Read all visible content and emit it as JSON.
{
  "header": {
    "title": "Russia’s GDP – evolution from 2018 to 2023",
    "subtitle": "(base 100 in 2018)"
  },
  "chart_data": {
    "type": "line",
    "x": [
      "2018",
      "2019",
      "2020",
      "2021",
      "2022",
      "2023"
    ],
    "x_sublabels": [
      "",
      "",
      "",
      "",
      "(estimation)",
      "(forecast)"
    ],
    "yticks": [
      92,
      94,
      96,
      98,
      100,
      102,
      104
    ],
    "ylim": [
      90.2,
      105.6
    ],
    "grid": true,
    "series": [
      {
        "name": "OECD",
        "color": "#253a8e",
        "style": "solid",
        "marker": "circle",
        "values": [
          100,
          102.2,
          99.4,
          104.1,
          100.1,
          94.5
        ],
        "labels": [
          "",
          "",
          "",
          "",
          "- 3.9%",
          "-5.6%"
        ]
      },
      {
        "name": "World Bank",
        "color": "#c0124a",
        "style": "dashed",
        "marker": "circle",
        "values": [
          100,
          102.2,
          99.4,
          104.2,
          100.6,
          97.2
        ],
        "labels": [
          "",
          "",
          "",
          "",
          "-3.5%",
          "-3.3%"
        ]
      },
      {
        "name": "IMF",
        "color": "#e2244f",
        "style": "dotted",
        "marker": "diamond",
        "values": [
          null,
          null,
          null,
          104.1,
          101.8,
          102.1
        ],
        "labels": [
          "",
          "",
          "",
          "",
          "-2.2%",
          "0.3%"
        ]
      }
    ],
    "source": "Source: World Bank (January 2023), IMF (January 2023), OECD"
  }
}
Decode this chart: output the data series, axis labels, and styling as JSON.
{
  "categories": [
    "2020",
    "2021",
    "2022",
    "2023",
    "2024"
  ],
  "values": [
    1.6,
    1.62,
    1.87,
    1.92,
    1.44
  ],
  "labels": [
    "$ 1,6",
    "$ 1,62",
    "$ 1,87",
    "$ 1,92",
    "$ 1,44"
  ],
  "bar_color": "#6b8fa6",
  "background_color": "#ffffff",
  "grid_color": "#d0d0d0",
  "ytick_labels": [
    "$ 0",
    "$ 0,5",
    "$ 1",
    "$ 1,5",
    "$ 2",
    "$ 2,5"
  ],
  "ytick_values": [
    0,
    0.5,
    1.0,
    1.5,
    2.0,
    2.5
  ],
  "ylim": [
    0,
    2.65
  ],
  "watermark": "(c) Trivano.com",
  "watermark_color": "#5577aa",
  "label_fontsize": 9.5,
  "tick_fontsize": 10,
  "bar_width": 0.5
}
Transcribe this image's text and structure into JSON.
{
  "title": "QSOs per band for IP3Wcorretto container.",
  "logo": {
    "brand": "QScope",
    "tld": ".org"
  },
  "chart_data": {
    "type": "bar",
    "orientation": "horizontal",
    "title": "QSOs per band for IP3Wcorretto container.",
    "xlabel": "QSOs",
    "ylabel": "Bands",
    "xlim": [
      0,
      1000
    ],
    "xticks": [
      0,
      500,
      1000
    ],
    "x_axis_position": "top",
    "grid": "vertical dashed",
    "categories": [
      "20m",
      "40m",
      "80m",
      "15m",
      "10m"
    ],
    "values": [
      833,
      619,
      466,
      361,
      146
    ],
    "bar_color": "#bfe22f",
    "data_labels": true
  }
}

======

Return the full listing, character for character.

▶ _The output_
Read all visible content and emit it as JSON.
{
  "header": {
    "title": "Russia’s GDP – evolution from 2018 to 2023",
    "subtitle": "(base 100 in 2018)"
  },
  "chart_data": {
    "type": "line",
    "x": [
      "2018",
      "2019",
      "2020",
      "2021",
      "2022",
      "2023"
    ],
    "x_sublabels": [
      "",
      "",
      "",
      "",
      "(estimation)",
      "(forecast)"
    ],
    "yticks": [
      92,
      94,
      96,
      98,
      100,
      102,
      104
    ],
    "ylim": [
      90.2,
      105.6
    ],
    "grid": true,
    "series": [
      {
        "name": "OECD",
        "color": "#253a8e",
        "style": "solid",
        "marker": "circle",
        "values": [
          100,
          102.2,
          99.4,
          104.1,
          100.1,
          94.5
        ],
        "labels": [
          "",
          "",
          "",
          "",
          "- 3.9%",
          "-5.6%"
        ]
      },
      {
        "name": "World Bank",
        "color": "#c0124a",
        "style": "dashed",
        "marker": "circle",
        "values": [
          100,
          102.2,
          99.4,
          104.2,
          100.6,
          97.2
        ],
        "labels": [
          "",
          "",
          "",
          "",
          "-3.5%",
          "-3.3%"
        ]
      },
      {
        "name": "IMF",
        "color": "#e2244f",
        "style": "dotted",
        "marker": "diamond",
        "values": [
          null,
          null,
          null,
          104.1,
          101.8,
          102.1
        ],
        "labels": [
          "",
          "",
          "",
          "",
          "-2.2%",
          "0.3%"
        ]
      }
    ],
    "source": "Source: World Bank (January 2023), IMF (January 2023), OECD"
  }
}
Decode this chart: output the data series, axis labels, and styling as JSON.
{
  "categories": [
    "2020",
    "2021",
    "2022",
    "2023",
    "2024"
  ],
  "values": [
    1.6,
    1.62,
    1.87,
    1.92,
    1.44
  ],
  "labels": [
    "$ 1,6",
    "$ 1,62",
    "$ 1,87",
    "$ 1,92",
    "$ 1,44"
  ],
  "bar_color": "#6b8fa6",
  "background_color": "#ffffff",
  "grid_color": "#d0d0d0",
  "ytick_labels": [
    "$ 0",
    "$ 0,5",
    "$ 1",
    "$ 1,5",
    "$ 2",
    "$ 2,5"
  ],
  "ytick_values": [
    0,
    0.5,
    1.0,
    1.5,
    2.0,
    2.5
  ],
  "ylim": [
    0,
    2.65
  ],
  "watermark": "(c) Trivano.com",
  "watermark_color": "#5577aa",
  "label_fontsize": 9.5,
  "tick_fontsize": 10,
  "bar_width": 0.5
}
Transcribe this image's text and structure into JSON.
{
  "title": "QSOs per band for IP3Wcorretto container.",
  "logo": {
    "brand": "QScope",
    "tld": ".org"
  },
  "chart_data": {
    "type": "bar",
    "orientation": "horizontal",
    "title": "QSOs per band for IP3Wcorretto container.",
    "xlabel": "QSOs",
    "ylabel": "Bands",
    "xlim": [
      0,
      1000
    ],
    "xticks": [
      0,
      500,
      1000
    ],
    "x_axis_position": "top",
    "grid": "vertical dashed",
    "categories": [
      "20m",
      "40m",
      "80m",
      "15m",
      "10m"
    ],
    "values": [
      833,
      619,
      466,
      361,
      146
    ],
    "bar_color": "#bfe22f",
    "data_labels": true
  }
}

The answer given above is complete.